* **Aim**:
Report each line of the data that includes the word "meeting".

* **Exercise data**:
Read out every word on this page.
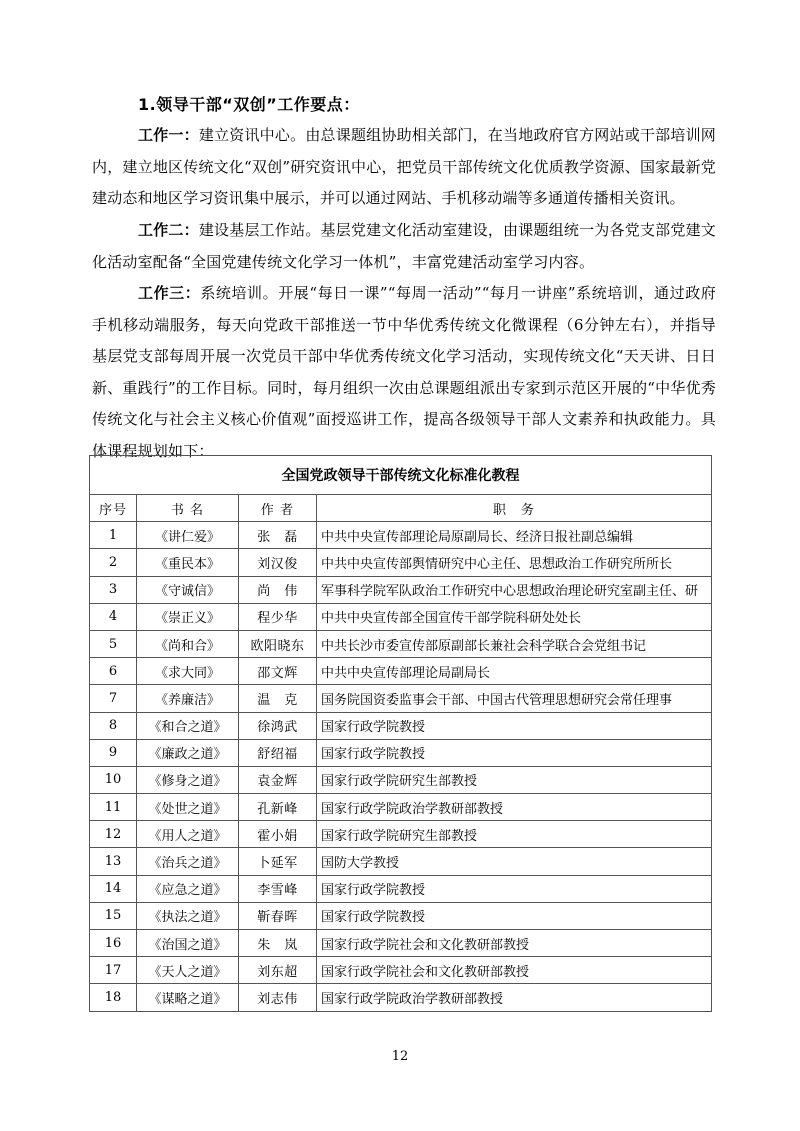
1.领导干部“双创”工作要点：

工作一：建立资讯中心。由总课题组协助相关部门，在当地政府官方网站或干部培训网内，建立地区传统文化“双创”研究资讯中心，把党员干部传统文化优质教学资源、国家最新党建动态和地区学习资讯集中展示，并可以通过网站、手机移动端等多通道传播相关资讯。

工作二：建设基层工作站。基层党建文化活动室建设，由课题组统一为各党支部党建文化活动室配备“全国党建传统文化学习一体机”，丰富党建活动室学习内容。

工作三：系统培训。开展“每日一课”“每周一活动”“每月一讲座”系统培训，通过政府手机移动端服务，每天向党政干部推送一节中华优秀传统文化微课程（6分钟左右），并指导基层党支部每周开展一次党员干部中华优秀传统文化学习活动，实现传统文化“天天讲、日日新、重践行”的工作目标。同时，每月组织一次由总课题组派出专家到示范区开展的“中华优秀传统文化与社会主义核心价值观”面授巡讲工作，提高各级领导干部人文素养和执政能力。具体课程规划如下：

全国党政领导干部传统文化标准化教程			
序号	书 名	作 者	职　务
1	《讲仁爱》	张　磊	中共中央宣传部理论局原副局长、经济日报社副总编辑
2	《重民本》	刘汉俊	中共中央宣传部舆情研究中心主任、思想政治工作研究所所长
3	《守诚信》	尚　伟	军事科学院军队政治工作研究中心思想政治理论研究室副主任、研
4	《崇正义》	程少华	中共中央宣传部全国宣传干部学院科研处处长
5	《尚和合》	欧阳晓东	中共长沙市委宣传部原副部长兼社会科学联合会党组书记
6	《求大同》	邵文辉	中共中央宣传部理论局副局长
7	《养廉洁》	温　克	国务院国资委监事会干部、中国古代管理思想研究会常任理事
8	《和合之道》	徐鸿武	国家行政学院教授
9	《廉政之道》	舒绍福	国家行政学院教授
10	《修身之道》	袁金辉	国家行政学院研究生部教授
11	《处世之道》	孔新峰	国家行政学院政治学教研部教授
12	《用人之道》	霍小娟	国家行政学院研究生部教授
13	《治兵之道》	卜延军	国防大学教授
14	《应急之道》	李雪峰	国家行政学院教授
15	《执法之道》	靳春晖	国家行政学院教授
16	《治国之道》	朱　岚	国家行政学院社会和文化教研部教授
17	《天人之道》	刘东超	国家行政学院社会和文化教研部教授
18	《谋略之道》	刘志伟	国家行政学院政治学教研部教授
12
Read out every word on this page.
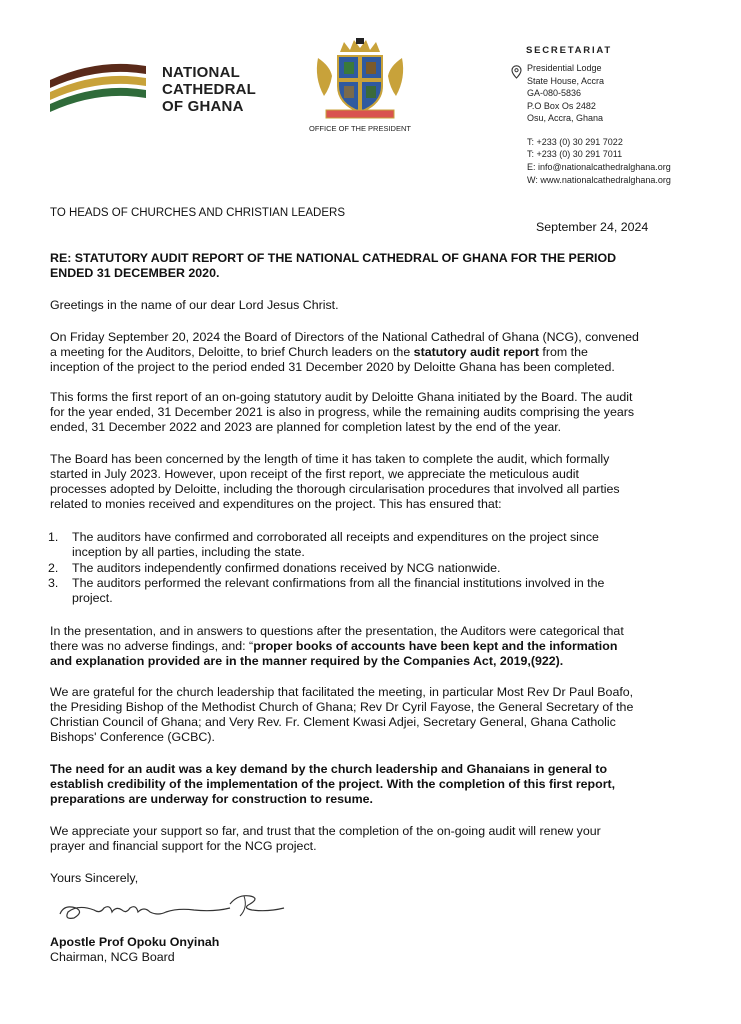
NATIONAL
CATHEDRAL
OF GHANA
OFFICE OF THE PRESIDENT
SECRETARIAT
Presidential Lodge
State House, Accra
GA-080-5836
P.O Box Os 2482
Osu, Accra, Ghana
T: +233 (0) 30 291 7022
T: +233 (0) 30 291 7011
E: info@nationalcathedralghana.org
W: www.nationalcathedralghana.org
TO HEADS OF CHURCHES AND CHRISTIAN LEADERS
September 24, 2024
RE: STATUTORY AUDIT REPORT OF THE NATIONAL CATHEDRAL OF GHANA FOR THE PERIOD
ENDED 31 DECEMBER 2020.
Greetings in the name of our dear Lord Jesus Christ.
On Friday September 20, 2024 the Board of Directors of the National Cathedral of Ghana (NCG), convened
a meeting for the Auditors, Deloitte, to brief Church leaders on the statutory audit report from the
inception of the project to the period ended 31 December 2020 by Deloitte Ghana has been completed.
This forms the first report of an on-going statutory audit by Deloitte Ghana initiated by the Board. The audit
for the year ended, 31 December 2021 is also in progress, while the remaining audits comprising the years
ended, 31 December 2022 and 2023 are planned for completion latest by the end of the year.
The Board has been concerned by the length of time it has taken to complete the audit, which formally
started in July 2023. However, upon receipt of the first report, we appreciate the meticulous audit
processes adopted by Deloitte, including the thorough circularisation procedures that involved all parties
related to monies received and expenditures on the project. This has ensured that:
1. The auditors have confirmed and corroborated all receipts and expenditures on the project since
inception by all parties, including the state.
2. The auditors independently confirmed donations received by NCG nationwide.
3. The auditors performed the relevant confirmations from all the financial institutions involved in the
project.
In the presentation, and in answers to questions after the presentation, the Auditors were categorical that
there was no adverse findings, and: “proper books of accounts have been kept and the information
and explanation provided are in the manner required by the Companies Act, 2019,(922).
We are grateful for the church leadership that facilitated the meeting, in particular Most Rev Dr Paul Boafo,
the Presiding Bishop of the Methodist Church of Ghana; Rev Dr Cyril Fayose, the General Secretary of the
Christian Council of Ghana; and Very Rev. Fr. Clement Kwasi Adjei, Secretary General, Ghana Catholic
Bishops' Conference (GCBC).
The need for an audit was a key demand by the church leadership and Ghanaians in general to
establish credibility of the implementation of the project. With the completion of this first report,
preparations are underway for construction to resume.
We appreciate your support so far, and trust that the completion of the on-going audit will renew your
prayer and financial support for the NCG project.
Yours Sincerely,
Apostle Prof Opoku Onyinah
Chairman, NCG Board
==
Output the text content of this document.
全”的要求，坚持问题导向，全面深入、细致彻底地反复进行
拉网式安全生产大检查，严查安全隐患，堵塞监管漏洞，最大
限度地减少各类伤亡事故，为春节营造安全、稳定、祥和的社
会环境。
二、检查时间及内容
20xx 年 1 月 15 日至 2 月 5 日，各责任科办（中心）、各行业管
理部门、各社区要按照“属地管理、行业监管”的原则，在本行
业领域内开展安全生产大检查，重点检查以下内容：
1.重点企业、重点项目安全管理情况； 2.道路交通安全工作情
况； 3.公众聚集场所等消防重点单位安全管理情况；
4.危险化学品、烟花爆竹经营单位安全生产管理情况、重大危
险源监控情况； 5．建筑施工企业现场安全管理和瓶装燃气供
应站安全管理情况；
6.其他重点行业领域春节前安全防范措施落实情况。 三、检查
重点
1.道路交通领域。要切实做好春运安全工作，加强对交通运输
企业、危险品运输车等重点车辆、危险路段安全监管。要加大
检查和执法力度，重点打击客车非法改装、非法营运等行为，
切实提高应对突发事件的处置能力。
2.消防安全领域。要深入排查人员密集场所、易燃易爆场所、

* **Written solution**:
a meeting for the Auditors, Deloitte, to brief Church leaders on the statutory audit report from the
We are grateful for the church leadership that facilitated the meeting, in particular Most Rev Dr Paul Boafo,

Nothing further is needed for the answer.